◆ Records to process ◆
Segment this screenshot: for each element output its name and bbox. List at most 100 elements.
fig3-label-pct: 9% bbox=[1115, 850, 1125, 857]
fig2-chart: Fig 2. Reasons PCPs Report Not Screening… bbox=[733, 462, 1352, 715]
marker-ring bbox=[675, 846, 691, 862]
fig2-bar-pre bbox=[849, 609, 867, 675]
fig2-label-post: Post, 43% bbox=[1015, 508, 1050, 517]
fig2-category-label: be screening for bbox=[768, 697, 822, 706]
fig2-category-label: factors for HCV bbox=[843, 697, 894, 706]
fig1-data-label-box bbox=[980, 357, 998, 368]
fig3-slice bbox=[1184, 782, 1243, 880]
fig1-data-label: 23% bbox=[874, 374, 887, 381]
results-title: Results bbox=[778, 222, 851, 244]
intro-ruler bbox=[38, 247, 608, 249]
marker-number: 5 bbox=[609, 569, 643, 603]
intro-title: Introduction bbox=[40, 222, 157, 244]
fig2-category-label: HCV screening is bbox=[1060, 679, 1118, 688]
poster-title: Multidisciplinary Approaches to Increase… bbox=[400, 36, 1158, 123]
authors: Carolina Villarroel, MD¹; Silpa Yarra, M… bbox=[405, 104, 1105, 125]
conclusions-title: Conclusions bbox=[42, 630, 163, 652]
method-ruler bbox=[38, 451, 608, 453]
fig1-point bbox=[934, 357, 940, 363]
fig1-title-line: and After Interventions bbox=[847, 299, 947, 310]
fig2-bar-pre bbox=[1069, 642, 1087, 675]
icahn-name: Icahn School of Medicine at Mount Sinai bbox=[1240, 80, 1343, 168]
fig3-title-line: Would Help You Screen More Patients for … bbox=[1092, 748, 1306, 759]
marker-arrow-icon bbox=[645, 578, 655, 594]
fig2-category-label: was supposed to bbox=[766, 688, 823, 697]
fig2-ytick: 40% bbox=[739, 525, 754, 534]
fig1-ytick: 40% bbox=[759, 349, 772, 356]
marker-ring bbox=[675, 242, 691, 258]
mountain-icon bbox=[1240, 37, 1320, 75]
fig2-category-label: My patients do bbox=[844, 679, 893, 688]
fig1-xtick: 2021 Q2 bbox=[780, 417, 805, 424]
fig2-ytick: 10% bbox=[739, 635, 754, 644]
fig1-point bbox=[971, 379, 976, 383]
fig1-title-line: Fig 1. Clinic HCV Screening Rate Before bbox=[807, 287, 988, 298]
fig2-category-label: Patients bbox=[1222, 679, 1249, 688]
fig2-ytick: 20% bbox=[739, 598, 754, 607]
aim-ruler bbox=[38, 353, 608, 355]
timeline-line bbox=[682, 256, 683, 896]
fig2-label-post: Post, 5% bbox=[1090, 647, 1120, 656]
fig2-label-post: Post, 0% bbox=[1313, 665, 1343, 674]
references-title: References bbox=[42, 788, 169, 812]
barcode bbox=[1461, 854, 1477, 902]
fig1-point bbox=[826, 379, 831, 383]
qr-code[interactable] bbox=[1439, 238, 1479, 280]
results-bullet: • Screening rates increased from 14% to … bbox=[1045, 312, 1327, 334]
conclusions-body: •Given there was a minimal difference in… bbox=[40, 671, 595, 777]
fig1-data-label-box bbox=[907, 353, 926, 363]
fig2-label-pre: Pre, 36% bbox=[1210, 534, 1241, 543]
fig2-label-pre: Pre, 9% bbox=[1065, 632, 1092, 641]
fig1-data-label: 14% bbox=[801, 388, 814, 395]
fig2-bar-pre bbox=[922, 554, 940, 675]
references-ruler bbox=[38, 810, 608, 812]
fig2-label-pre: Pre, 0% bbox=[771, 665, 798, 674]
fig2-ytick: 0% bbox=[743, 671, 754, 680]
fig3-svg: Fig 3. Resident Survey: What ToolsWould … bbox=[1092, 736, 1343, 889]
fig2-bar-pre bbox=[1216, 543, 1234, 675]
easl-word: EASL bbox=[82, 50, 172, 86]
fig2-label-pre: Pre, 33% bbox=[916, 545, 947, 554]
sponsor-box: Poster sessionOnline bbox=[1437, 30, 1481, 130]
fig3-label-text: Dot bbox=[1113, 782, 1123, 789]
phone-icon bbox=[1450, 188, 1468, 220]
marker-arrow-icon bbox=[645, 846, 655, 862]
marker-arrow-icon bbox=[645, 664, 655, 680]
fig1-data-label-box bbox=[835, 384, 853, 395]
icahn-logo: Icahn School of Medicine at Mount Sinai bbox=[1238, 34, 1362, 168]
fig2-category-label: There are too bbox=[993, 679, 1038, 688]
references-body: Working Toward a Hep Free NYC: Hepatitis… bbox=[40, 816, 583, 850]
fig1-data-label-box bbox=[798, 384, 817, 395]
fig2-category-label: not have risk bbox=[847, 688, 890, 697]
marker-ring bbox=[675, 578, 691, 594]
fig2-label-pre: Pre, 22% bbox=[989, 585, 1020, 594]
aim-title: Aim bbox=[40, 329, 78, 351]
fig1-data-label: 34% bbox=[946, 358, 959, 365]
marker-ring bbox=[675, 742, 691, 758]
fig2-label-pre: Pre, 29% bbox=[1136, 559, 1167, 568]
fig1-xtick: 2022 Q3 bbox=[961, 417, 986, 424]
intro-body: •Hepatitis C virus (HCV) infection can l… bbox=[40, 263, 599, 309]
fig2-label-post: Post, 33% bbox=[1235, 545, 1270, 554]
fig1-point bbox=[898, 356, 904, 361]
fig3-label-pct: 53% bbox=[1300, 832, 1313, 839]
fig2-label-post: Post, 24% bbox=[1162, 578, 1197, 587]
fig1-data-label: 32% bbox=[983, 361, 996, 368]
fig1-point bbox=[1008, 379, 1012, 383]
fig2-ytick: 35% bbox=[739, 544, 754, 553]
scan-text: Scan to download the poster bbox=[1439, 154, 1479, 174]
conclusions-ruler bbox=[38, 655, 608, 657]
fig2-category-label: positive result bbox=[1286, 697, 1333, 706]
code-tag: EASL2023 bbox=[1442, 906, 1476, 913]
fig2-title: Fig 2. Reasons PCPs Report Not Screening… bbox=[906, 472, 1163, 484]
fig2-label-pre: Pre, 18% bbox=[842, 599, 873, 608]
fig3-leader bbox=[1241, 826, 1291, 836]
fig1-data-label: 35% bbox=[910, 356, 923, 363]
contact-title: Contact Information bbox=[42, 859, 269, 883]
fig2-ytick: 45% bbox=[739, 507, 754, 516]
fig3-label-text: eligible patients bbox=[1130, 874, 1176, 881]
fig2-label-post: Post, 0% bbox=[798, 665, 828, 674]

◆ Goal of the exercise ◆
Please give the data again in full, exactly as written.

◆ Answer area ◆
Segment this screenshot: for each element output its name and bbox. List at most 100 elements.
fig3-label-pct: 9% bbox=[1115, 850, 1125, 857]
fig2-chart: Fig 2. Reasons PCPs Report Not Screening… bbox=[733, 462, 1352, 715]
marker-ring bbox=[675, 846, 691, 862]
fig2-bar-pre bbox=[849, 609, 867, 675]
fig2-label-post: Post, 43% bbox=[1015, 508, 1050, 517]
fig2-category-label: be screening for bbox=[768, 697, 822, 706]
fig2-category-label: factors for HCV bbox=[843, 697, 894, 706]
fig1-data-label-box bbox=[980, 357, 998, 368]
fig3-slice bbox=[1184, 782, 1243, 880]
fig1-data-label: 23% bbox=[874, 374, 887, 381]
results-title: Results bbox=[778, 222, 851, 244]
intro-ruler bbox=[38, 247, 608, 249]
marker-number: 5 bbox=[609, 569, 643, 603]
intro-title: Introduction bbox=[40, 222, 157, 244]
fig2-category-label: HCV screening is bbox=[1060, 679, 1118, 688]
poster-title: Multidisciplinary Approaches to Increase… bbox=[400, 36, 1158, 123]
authors: Carolina Villarroel, MD¹; Silpa Yarra, M… bbox=[405, 104, 1105, 125]
conclusions-title: Conclusions bbox=[42, 630, 163, 652]
method-ruler bbox=[38, 451, 608, 453]
fig1-point bbox=[934, 357, 940, 363]
fig1-title-line: and After Interventions bbox=[847, 299, 947, 310]
fig2-bar-pre bbox=[1069, 642, 1087, 675]
icahn-name: Icahn School of Medicine at Mount Sinai bbox=[1240, 80, 1343, 168]
fig3-title-line: Would Help You Screen More Patients for … bbox=[1092, 748, 1306, 759]
marker-arrow-icon bbox=[645, 578, 655, 594]
fig2-category-label: was supposed to bbox=[766, 688, 823, 697]
fig2-ytick: 40% bbox=[739, 525, 754, 534]
fig1-ytick: 40% bbox=[759, 349, 772, 356]
marker-ring bbox=[675, 242, 691, 258]
mountain-icon bbox=[1240, 37, 1320, 75]
fig2-category-label: My patients do bbox=[844, 679, 893, 688]
fig1-xtick: 2021 Q2 bbox=[780, 417, 805, 424]
fig2-ytick: 10% bbox=[739, 635, 754, 644]
fig1-point bbox=[971, 379, 976, 383]
fig1-title-line: Fig 1. Clinic HCV Screening Rate Before bbox=[807, 287, 988, 298]
fig2-category-label: Patients bbox=[1222, 679, 1249, 688]
fig2-ytick: 20% bbox=[739, 598, 754, 607]
aim-ruler bbox=[38, 353, 608, 355]
timeline-line bbox=[682, 256, 683, 896]
fig2-label-post: Post, 5% bbox=[1090, 647, 1120, 656]
fig2-label-post: Post, 0% bbox=[1313, 665, 1343, 674]
references-title: References bbox=[42, 788, 169, 812]
barcode bbox=[1461, 854, 1477, 902]
fig1-point bbox=[826, 379, 831, 383]
qr-code[interactable] bbox=[1439, 238, 1479, 280]
results-bullet: • Screening rates increased from 14% to … bbox=[1045, 312, 1327, 334]
conclusions-body: •Given there was a minimal difference in… bbox=[40, 671, 595, 777]
fig1-data-label-box bbox=[907, 353, 926, 363]
fig2-label-pre: Pre, 36% bbox=[1210, 534, 1241, 543]
fig2-label-pre: Pre, 9% bbox=[1065, 632, 1092, 641]
fig1-data-label: 14% bbox=[801, 388, 814, 395]
fig2-bar-pre bbox=[922, 554, 940, 675]
references-ruler bbox=[38, 810, 608, 812]
fig2-label-pre: Pre, 0% bbox=[771, 665, 798, 674]
fig2-ytick: 0% bbox=[743, 671, 754, 680]
fig3-svg: Fig 3. Resident Survey: What ToolsWould … bbox=[1092, 736, 1343, 889]
fig2-bar-pre bbox=[1216, 543, 1234, 675]
easl-word: EASL bbox=[82, 50, 172, 86]
fig2-label-pre: Pre, 33% bbox=[916, 545, 947, 554]
sponsor-box: Poster sessionOnline bbox=[1437, 30, 1481, 130]
fig3-label-text: Dot bbox=[1113, 782, 1123, 789]
phone-icon bbox=[1450, 188, 1468, 220]
marker-arrow-icon bbox=[645, 846, 655, 862]
marker-arrow-icon bbox=[645, 664, 655, 680]
fig1-data-label-box bbox=[835, 384, 853, 395]
icahn-logo: Icahn School of Medicine at Mount Sinai bbox=[1238, 34, 1362, 168]
fig2-category-label: There are too bbox=[993, 679, 1038, 688]
references-body: Working Toward a Hep Free NYC: Hepatitis… bbox=[40, 816, 583, 850]
fig1-data-label-box bbox=[798, 384, 817, 395]
fig2-category-label: not have risk bbox=[847, 688, 890, 697]
marker-ring bbox=[675, 578, 691, 594]
fig2-label-pre: Pre, 22% bbox=[989, 585, 1020, 594]
aim-title: Aim bbox=[40, 329, 78, 351]
fig1-data-label: 34% bbox=[946, 358, 959, 365]
marker-ring bbox=[675, 742, 691, 758]
fig2-label-pre: Pre, 29% bbox=[1136, 559, 1167, 568]
fig1-xtick: 2022 Q3 bbox=[961, 417, 986, 424]
intro-body: •Hepatitis C virus (HCV) infection can l… bbox=[40, 263, 599, 309]
fig2-label-post: Post, 33% bbox=[1235, 545, 1270, 554]
fig1-point bbox=[898, 356, 904, 361]
fig3-label-pct: 53% bbox=[1300, 832, 1313, 839]
fig2-label-post: Post, 24% bbox=[1162, 578, 1197, 587]
fig1-data-label: 32% bbox=[983, 361, 996, 368]
fig1-point bbox=[1008, 379, 1012, 383]
fig2-ytick: 35% bbox=[739, 544, 754, 553]
scan-text: Scan to download the poster bbox=[1439, 154, 1479, 174]
conclusions-ruler bbox=[38, 655, 608, 657]
fig2-category-label: positive result bbox=[1286, 697, 1333, 706]
code-tag: EASL2023 bbox=[1442, 906, 1476, 913]
fig2-title: Fig 2. Reasons PCPs Report Not Screening… bbox=[906, 472, 1163, 484]
fig2-label-pre: Pre, 18% bbox=[842, 599, 873, 608]
fig3-leader bbox=[1241, 826, 1291, 836]
fig1-data-label: 35% bbox=[910, 356, 923, 363]
contact-title: Contact Information bbox=[42, 859, 269, 883]
fig2-ytick: 45% bbox=[739, 507, 754, 516]
fig3-label-text: eligible patients bbox=[1130, 874, 1176, 881]
fig2-label-post: Post, 0% bbox=[798, 665, 828, 674]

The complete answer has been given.